## DOCUMENT EXCERPT
────────────────────
Agent-Inspired Insurtechs ‘Self-Disrupt’ Small Commercial Lines

By | March 19, 2018

Insurance industry technology is experiencing a revolution. While insurance carriers and venture capital firms have been behind much of today’s insurtech innovation, insurance agents and brokers have also jumped into the fray, seeking to turn insurtech to their advantage even as others seek to deploy new technologies to displace them.

Agents need not fear disruption from insurtechs, or at least not all of them. While there’s a good percentage of startups looking to replace agent distribution, there’s a growing number of insurtechs looking to help the agent distribution channel, too, says Steve Anderson, long-time technology authority for agents. “It’s not quite as unbalanced as some people think it is.”

Ron Berg, Agents Council for Technology (ACT) executive director, agrees, adding that while in the past insurtechs may have been viewed as “disruptors” to the agency model that’s not the case today. “We need to drop the term disrupter because it clouds what is really available for innovation and what we can learn from and use as a distribution channel,” Berg said.

According to Berg, technology is both accelerating and merging to the benefit of agencies. He sees two categories of insurtechs: those trying to take over the independent agency segment and those trying to partner with independent agents, vendors and carriers.

There are so many new insurtech ventures it’s difficult to track and Berg and others predict continued investment in agency-focused insurtechs. “We are absolutely going to see more expansion,” Berg said.
────────────────────
In the article on agent-inspired insurtechs, what two categories of insurtechs does Ron Berg see?
────────────────────
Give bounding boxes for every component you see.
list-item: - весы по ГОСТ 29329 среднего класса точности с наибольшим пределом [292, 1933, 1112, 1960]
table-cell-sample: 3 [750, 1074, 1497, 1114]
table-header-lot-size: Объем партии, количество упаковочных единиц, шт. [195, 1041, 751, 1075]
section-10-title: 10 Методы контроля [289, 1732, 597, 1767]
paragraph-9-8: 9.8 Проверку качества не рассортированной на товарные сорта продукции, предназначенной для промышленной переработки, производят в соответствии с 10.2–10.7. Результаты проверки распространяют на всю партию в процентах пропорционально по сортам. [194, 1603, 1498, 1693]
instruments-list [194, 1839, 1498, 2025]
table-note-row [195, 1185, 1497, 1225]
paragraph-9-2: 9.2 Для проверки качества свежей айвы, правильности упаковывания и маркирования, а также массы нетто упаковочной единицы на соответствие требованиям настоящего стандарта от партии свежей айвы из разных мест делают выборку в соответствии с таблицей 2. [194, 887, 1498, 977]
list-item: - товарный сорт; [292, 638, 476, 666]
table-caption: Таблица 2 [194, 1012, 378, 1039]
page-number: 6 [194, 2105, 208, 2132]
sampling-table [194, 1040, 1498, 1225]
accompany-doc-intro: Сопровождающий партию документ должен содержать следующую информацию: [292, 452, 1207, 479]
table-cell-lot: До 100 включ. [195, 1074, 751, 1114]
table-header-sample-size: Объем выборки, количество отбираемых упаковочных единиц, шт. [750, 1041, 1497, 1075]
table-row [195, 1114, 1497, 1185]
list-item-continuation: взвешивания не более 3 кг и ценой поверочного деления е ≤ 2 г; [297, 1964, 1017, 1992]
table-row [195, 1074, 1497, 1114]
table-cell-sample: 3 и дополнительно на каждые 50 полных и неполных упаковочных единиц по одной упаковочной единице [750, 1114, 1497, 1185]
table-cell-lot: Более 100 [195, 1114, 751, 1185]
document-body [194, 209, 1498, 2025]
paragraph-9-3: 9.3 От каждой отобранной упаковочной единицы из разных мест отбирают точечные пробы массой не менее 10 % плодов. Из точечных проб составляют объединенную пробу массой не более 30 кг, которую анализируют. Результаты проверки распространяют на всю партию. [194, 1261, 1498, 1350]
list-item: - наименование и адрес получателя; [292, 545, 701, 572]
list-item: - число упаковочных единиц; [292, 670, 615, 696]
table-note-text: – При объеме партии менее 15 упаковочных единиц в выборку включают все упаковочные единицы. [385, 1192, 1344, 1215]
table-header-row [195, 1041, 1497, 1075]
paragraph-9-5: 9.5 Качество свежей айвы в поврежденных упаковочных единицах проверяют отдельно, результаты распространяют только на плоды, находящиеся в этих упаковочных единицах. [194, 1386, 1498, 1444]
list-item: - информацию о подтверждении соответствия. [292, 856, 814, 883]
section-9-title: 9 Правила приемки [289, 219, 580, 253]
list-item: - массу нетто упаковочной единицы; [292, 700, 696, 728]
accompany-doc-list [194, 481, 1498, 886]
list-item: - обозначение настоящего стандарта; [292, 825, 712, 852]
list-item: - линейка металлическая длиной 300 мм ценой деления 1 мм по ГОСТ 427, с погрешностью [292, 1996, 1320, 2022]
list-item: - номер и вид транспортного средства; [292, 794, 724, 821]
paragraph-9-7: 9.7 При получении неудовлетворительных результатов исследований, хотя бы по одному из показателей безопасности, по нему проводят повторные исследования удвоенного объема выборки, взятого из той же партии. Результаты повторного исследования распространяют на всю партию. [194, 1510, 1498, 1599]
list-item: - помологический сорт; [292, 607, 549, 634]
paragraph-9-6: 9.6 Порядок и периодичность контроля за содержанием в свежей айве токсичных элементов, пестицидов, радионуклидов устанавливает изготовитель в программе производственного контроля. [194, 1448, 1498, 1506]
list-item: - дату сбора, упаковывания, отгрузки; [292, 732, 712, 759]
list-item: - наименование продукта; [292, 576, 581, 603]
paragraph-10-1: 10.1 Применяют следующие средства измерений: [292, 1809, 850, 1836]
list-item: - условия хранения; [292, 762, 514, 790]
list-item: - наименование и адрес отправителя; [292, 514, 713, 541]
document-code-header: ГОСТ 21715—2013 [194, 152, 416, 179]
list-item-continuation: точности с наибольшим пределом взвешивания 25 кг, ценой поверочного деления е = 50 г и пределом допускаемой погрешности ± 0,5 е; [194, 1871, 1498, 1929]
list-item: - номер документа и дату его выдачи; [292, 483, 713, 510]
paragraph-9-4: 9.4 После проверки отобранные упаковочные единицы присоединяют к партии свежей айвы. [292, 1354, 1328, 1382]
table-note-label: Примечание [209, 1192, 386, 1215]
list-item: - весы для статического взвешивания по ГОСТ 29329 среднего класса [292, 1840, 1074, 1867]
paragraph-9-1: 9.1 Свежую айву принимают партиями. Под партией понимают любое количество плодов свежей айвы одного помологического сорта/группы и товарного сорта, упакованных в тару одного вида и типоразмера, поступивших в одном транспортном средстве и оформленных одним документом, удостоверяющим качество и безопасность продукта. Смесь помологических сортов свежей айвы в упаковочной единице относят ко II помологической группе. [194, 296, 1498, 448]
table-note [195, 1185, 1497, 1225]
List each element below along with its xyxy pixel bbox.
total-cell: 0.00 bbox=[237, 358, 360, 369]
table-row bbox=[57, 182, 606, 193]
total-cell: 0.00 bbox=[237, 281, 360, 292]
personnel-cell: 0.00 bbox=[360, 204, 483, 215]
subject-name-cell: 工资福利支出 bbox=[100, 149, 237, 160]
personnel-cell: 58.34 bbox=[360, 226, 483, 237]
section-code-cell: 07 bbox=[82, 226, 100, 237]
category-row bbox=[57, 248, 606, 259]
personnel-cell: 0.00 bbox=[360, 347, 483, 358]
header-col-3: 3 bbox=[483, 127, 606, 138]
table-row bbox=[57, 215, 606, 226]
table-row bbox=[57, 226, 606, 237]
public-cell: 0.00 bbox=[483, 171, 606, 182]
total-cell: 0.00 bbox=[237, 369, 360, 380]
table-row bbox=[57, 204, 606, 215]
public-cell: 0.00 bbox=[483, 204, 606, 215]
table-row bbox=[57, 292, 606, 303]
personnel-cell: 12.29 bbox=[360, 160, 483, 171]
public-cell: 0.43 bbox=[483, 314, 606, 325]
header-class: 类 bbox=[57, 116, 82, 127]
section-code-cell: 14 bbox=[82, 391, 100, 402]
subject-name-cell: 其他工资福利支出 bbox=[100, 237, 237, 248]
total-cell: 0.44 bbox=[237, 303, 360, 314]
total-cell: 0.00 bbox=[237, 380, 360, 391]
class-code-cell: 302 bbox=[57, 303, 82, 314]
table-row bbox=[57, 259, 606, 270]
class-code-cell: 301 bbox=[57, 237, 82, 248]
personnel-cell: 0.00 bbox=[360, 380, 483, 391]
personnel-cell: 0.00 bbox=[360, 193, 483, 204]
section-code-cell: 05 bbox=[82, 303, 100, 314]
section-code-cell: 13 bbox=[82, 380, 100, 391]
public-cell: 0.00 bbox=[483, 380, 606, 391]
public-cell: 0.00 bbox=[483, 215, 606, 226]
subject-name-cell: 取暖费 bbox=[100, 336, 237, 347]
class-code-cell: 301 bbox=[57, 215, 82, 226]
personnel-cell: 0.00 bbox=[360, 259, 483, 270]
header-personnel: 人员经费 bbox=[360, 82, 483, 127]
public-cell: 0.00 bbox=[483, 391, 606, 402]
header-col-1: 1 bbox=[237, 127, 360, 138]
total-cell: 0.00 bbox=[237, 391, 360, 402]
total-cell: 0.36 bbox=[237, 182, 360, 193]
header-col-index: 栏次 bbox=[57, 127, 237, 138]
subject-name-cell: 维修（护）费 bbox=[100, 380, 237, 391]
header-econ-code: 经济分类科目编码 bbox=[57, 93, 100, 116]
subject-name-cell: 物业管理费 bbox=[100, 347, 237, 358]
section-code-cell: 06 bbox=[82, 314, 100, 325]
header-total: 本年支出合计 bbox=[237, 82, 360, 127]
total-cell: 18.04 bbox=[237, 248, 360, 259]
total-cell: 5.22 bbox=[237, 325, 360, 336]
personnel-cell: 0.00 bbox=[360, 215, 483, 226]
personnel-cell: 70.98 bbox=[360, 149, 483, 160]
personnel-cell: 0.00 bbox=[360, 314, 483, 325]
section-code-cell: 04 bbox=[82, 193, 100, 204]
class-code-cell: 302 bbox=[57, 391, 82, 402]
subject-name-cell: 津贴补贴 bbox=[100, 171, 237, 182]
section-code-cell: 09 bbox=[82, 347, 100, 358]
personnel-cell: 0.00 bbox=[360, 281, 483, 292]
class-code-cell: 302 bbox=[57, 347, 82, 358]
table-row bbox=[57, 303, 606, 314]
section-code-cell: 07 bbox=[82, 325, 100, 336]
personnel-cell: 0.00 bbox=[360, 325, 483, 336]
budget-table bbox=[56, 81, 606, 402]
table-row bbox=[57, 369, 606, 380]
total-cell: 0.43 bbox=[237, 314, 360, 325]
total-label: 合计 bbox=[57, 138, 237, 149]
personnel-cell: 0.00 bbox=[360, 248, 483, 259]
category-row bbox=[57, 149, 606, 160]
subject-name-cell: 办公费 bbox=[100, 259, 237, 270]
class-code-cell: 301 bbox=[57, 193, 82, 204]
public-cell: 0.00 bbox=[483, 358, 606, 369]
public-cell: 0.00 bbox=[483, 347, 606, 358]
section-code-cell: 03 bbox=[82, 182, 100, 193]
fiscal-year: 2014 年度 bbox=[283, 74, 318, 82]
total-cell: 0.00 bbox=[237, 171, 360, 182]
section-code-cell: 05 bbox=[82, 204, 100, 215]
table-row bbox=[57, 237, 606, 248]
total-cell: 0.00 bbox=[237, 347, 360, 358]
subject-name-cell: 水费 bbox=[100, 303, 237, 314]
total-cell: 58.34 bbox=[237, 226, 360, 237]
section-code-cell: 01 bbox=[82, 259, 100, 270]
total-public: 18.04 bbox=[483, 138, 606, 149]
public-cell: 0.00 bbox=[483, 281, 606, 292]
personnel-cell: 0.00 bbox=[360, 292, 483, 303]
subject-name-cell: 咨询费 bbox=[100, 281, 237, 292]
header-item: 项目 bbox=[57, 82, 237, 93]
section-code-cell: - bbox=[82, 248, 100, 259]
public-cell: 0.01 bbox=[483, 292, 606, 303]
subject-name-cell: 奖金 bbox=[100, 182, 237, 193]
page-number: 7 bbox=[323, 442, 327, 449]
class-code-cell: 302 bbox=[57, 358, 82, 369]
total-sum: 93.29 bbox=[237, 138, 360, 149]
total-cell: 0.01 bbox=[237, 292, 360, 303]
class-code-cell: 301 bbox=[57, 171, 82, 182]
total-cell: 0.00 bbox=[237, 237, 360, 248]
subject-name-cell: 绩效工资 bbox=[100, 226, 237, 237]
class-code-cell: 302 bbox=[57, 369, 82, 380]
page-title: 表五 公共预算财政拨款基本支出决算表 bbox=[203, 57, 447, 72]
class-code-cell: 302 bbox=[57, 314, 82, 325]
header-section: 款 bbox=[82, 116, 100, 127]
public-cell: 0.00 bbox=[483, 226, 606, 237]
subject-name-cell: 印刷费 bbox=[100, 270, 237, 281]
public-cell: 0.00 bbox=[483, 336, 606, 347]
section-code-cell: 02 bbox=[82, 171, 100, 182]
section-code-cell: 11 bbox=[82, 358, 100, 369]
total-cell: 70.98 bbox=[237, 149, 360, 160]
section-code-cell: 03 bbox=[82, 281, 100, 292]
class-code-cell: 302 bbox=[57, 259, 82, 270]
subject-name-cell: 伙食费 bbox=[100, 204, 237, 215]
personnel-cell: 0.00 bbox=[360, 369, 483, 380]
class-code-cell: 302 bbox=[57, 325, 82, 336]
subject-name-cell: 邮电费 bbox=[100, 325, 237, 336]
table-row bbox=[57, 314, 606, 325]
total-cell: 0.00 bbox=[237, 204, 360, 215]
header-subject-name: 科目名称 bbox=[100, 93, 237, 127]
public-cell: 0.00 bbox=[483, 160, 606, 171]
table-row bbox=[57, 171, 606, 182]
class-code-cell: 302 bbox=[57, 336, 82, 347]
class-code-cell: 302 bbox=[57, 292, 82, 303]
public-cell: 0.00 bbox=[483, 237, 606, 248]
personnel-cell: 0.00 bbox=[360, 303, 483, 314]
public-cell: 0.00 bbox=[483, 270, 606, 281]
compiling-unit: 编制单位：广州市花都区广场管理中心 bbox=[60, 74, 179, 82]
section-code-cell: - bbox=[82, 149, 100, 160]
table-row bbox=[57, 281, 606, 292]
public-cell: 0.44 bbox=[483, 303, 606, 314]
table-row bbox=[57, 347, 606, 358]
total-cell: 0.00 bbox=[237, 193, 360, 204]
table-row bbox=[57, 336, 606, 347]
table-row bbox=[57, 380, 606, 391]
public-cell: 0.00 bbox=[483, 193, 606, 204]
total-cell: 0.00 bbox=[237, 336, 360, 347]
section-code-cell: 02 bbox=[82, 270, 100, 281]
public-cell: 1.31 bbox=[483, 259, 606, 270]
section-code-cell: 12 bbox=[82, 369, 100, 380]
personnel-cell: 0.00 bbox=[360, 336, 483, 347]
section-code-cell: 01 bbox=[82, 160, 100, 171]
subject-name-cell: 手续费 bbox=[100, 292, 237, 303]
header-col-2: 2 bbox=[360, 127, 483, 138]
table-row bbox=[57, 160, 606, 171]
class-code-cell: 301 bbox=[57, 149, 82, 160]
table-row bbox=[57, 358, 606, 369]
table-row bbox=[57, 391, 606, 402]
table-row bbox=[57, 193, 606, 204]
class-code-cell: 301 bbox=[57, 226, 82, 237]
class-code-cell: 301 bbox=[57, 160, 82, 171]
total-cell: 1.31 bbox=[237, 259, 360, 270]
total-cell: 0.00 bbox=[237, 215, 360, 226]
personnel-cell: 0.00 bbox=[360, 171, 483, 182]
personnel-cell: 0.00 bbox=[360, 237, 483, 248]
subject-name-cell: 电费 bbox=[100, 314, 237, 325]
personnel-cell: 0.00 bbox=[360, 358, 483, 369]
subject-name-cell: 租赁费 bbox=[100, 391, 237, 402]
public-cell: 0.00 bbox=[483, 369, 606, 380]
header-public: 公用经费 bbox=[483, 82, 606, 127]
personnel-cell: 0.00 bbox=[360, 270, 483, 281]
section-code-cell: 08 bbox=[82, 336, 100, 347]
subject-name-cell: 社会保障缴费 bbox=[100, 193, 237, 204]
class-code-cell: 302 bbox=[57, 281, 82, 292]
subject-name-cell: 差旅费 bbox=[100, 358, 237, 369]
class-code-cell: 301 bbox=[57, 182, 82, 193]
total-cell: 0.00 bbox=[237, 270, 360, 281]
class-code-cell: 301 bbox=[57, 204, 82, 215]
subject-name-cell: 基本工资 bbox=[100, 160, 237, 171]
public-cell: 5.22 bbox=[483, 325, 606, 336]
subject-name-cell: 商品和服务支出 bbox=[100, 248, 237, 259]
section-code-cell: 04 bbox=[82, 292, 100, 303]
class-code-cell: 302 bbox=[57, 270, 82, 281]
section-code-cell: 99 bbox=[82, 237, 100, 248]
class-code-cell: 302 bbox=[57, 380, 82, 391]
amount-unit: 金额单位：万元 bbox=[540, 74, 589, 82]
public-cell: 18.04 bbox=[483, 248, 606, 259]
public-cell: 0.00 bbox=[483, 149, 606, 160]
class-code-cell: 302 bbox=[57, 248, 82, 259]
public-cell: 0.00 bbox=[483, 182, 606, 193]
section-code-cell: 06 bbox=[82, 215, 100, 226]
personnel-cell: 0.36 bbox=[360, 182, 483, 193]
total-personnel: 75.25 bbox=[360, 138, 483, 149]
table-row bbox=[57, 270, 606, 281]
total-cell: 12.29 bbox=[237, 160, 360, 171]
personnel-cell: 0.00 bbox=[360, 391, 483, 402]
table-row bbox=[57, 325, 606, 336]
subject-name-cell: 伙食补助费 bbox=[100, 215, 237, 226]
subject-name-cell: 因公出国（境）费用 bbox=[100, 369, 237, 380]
────────────────────
## ANSWER TO THE PROBLEM
Those trying to take over the independent agency segment and those trying to partner with independent agents, vendors and carriers.